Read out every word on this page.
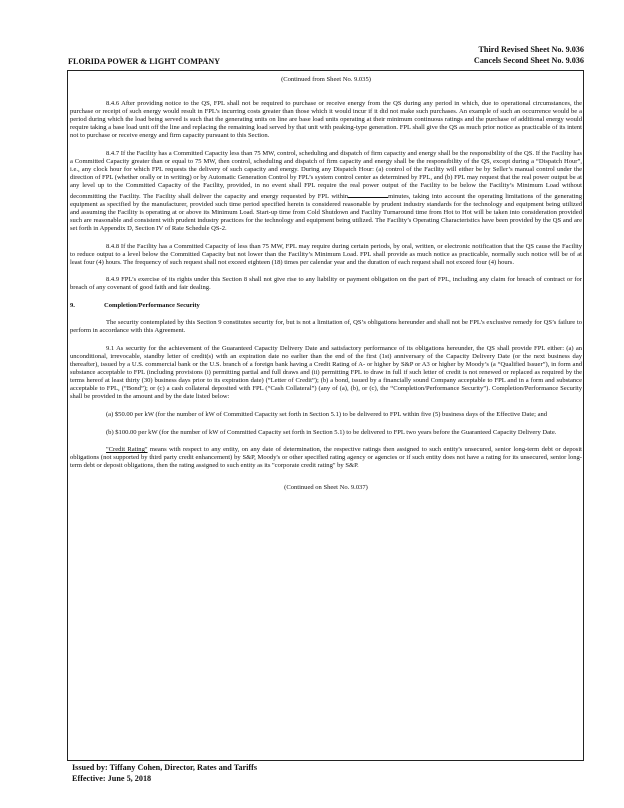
Third Revised Sheet No. 9.036
Cancels Second Sheet No. 9.036
FLORIDA POWER & LIGHT COMPANY
(Continued from Sheet No. 9.035)

8.4.6 After providing notice to the QS, FPL shall not be required to purchase or receive energy from the QS during any period in which, due to operational circumstances, the purchase or receipt of such energy would result in FPL’s incurring costs greater than those which it would incur if it did not make such purchases. An example of such an occurrence would be a period during which the load being served is such that the generating units on line are base load units operating at their minimum continuous ratings and the purchase of additional energy would require taking a base load unit off the line and replacing the remaining load served by that unit with peaking-type generation. FPL shall give the QS as much prior notice as practicable of its intent not to purchase or receive energy and firm capacity pursuant to this Section.

8.4.7 If the Facility has a Committed Capacity less than 75 MW, control, scheduling and dispatch of firm capacity and energy shall be the responsibility of the QS. If the Facility has a Committed Capacity greater than or equal to 75 MW, then control, scheduling and dispatch of firm capacity and energy shall be the responsibility of the QS, except during a “Dispatch Hour”, i.e., any clock hour for which FPL requests the delivery of such capacity and energy. During any Dispatch Hour: (a) control of the Facility will either be by Seller’s manual control under the direction of FPL (whether orally or in writing) or by Automatic Generation Control by FPL’s system control center as determined by FPL, and (b) FPL may request that the real power output be at any level up to the Committed Capacity of the Facility, provided, in no event shall FPL require the real power output of the Facility to be below the Facility’s Minimum Load without decommitting the Facility. The Facility shall deliver the capacity and energy requested by FPL within	minutes, taking into account the operating limitations of the generating equipment as specified by the manufacturer, provided such time period specified herein is considered reasonable by prudent industry standards for the technology and equipment being utilized and assuming the Facility is operating at or above its Minimum Load. Start-up time from Cold Shutdown and Facility Turnaround time from Hot to Hot will be taken into consideration provided such are reasonable and consistent with prudent industry practices for the technology and equipment being utilized. The Facility’s Operating Characteristics have been provided by the QS and are set forth in Appendix D, Section IV of Rate Schedule QS-2.

8.4.8 If the Facility has a Committed Capacity of less than 75 MW, FPL may require during certain periods, by oral, written, or electronic notification that the QS cause the Facility to reduce output to a level below the Committed Capacity but not lower than the Facility’s Minimum Load. FPL shall provide as much notice as practicable, normally such notice will be of at least four (4) hours. The frequency of such request shall not exceed eighteen (18) times per calendar year and the duration of each request shall not exceed four (4) hours.

8.4.9 FPL’s exercise of its rights under this Section 8 shall not give rise to any liability or payment obligation on the part of FPL, including any claim for breach of contract or for breach of any covenant of good faith and fair dealing.

9.	Completion/Performance Security

The security contemplated by this Section 9 constitutes security for, but is not a limitation of, QS’s obligations hereunder and shall not be FPL’s exclusive remedy for QS’s failure to perform in accordance with this Agreement.

9.1 As security for the achievement of the Guaranteed Capacity Delivery Date and satisfactory performance of its obligations hereunder, the QS shall provide FPL either: (a) an unconditional, irrevocable, standby letter of credit(s) with an expiration date no earlier than the end of the first (1st) anniversary of the Capacity Delivery Date (or the next business day thereafter), issued by a U.S. commercial bank or the U.S. branch of a foreign bank having a Credit Rating of A- or higher by S&P or A3 or higher by Moody’s (a “Qualified Issuer”), in form and substance acceptable to FPL (including provisions (i) permitting partial and full draws and (ii) permitting FPL to draw in full if such letter of credit is not renewed or replaced as required by the terms hereof at least thirty (30) business days prior to its expiration date) (“Letter of Credit”); (b) a bond, issued by a financially sound Company acceptable to FPL and in a form and substance acceptable to FPL, (“Bond”); or (c) a cash collateral deposited with FPL (“Cash Collateral”) (any of (a), (b), or (c), the “Completion/Performance Security”). Completion/Performance Security shall be provided in the amount and by the date listed below:

(a) $50.00 per kW (for the number of kW of Committed Capacity set forth in Section 5.1) to be delivered to FPL within five (5) business days of the Effective Date; and

(b) $100.00 per kW (for the number of kW of Committed Capacity set forth in Section 5.1) to be delivered to FPL two years before the Guaranteed Capacity Delivery Date.

"Credit Rating" means with respect to any entity, on any date of determination, the respective ratings then assigned to such entity's unsecured, senior long-term debt or deposit obligations (not supported by third party credit enhancement) by S&P, Moody's or other specified rating agency or agencies or if such entity does not have a rating for its unsecured, senior long-term debt or deposit obligations, then the rating assigned to such entity as its "corporate credit rating" by S&P.

(Continued on Sheet No. 9.037)
Issued by: Tiffany Cohen, Director, Rates and Tariffs
Effective: June 5, 2018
-=-=-=-=-
> _What you will do_
Repeat all of the data above word for word, minus the pictures.

> _Task result_
Read out every word on this page.
Third Revised Sheet No. 9.036
Cancels Second Sheet No. 9.036
FLORIDA POWER & LIGHT COMPANY
(Continued from Sheet No. 9.035)

8.4.6 After providing notice to the QS, FPL shall not be required to purchase or receive energy from the QS during any period in which, due to operational circumstances, the purchase or receipt of such energy would result in FPL’s incurring costs greater than those which it would incur if it did not make such purchases. An example of such an occurrence would be a period during which the load being served is such that the generating units on line are base load units operating at their minimum continuous ratings and the purchase of additional energy would require taking a base load unit off the line and replacing the remaining load served by that unit with peaking-type generation. FPL shall give the QS as much prior notice as practicable of its intent not to purchase or receive energy and firm capacity pursuant to this Section.

8.4.7 If the Facility has a Committed Capacity less than 75 MW, control, scheduling and dispatch of firm capacity and energy shall be the responsibility of the QS. If the Facility has a Committed Capacity greater than or equal to 75 MW, then control, scheduling and dispatch of firm capacity and energy shall be the responsibility of the QS, except during a “Dispatch Hour”, i.e., any clock hour for which FPL requests the delivery of such capacity and energy. During any Dispatch Hour: (a) control of the Facility will either be by Seller’s manual control under the direction of FPL (whether orally or in writing) or by Automatic Generation Control by FPL’s system control center as determined by FPL, and (b) FPL may request that the real power output be at any level up to the Committed Capacity of the Facility, provided, in no event shall FPL require the real power output of the Facility to be below the Facility’s Minimum Load without decommitting the Facility. The Facility shall deliver the capacity and energy requested by FPL within	minutes, taking into account the operating limitations of the generating equipment as specified by the manufacturer, provided such time period specified herein is considered reasonable by prudent industry standards for the technology and equipment being utilized and assuming the Facility is operating at or above its Minimum Load. Start-up time from Cold Shutdown and Facility Turnaround time from Hot to Hot will be taken into consideration provided such are reasonable and consistent with prudent industry practices for the technology and equipment being utilized. The Facility’s Operating Characteristics have been provided by the QS and are set forth in Appendix D, Section IV of Rate Schedule QS-2.

8.4.8 If the Facility has a Committed Capacity of less than 75 MW, FPL may require during certain periods, by oral, written, or electronic notification that the QS cause the Facility to reduce output to a level below the Committed Capacity but not lower than the Facility’s Minimum Load. FPL shall provide as much notice as practicable, normally such notice will be of at least four (4) hours. The frequency of such request shall not exceed eighteen (18) times per calendar year and the duration of each request shall not exceed four (4) hours.

8.4.9 FPL’s exercise of its rights under this Section 8 shall not give rise to any liability or payment obligation on the part of FPL, including any claim for breach of contract or for breach of any covenant of good faith and fair dealing.

9.	Completion/Performance Security

The security contemplated by this Section 9 constitutes security for, but is not a limitation of, QS’s obligations hereunder and shall not be FPL’s exclusive remedy for QS’s failure to perform in accordance with this Agreement.

9.1 As security for the achievement of the Guaranteed Capacity Delivery Date and satisfactory performance of its obligations hereunder, the QS shall provide FPL either: (a) an unconditional, irrevocable, standby letter of credit(s) with an expiration date no earlier than the end of the first (1st) anniversary of the Capacity Delivery Date (or the next business day thereafter), issued by a U.S. commercial bank or the U.S. branch of a foreign bank having a Credit Rating of A- or higher by S&P or A3 or higher by Moody’s (a “Qualified Issuer”), in form and substance acceptable to FPL (including provisions (i) permitting partial and full draws and (ii) permitting FPL to draw in full if such letter of credit is not renewed or replaced as required by the terms hereof at least thirty (30) business days prior to its expiration date) (“Letter of Credit”); (b) a bond, issued by a financially sound Company acceptable to FPL and in a form and substance acceptable to FPL, (“Bond”); or (c) a cash collateral deposited with FPL (“Cash Collateral”) (any of (a), (b), or (c), the “Completion/Performance Security”). Completion/Performance Security shall be provided in the amount and by the date listed below:

(a) $50.00 per kW (for the number of kW of Committed Capacity set forth in Section 5.1) to be delivered to FPL within five (5) business days of the Effective Date; and

(b) $100.00 per kW (for the number of kW of Committed Capacity set forth in Section 5.1) to be delivered to FPL two years before the Guaranteed Capacity Delivery Date.

"Credit Rating" means with respect to any entity, on any date of determination, the respective ratings then assigned to such entity's unsecured, senior long-term debt or deposit obligations (not supported by third party credit enhancement) by S&P, Moody's or other specified rating agency or agencies or if such entity does not have a rating for its unsecured, senior long-term debt or deposit obligations, then the rating assigned to such entity as its "corporate credit rating" by S&P.

(Continued on Sheet No. 9.037)
Issued by: Tiffany Cohen, Director, Rates and Tariffs
Effective: June 5, 2018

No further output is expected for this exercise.